=== DIRECTIVE ===
Whenever a line contains the string "source", copy it out of the entries.

=== EXCERPTED RECORDS ===
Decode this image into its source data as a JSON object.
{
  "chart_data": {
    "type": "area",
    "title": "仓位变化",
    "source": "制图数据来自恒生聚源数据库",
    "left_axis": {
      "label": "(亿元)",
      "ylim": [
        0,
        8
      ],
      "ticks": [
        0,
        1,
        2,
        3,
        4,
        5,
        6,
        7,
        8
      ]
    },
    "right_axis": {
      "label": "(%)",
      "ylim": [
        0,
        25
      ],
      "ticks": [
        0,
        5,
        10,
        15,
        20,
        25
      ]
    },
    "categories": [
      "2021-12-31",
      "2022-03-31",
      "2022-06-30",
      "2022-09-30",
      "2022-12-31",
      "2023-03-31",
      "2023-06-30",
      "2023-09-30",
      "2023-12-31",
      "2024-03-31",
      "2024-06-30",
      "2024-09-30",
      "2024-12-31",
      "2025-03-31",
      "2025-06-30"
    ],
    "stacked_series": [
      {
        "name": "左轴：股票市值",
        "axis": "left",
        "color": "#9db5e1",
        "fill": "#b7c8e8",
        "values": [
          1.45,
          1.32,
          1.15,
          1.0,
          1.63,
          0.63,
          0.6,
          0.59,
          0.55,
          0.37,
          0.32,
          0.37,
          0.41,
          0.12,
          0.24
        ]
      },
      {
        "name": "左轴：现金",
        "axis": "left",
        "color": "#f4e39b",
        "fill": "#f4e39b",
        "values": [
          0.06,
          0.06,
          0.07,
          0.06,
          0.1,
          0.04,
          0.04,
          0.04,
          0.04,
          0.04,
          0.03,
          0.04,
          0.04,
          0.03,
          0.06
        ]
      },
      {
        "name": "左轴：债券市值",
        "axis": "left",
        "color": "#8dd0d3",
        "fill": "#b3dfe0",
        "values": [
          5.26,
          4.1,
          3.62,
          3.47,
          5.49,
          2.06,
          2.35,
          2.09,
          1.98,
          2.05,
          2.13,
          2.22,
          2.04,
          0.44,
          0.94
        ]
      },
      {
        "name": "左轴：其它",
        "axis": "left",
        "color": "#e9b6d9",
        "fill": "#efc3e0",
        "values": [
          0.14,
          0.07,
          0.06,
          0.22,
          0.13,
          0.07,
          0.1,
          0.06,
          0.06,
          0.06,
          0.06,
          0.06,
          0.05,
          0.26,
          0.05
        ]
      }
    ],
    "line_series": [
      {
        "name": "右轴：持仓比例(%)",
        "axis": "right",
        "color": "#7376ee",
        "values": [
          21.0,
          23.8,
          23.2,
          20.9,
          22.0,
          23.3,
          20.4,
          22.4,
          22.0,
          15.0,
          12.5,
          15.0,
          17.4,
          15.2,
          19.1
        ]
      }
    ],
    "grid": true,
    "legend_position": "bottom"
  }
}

=== SOLUTION TO THIS EXERCISE ===
Decode this image into its source data as a JSON object.
    "source": "制图数据来自恒生聚源数据库",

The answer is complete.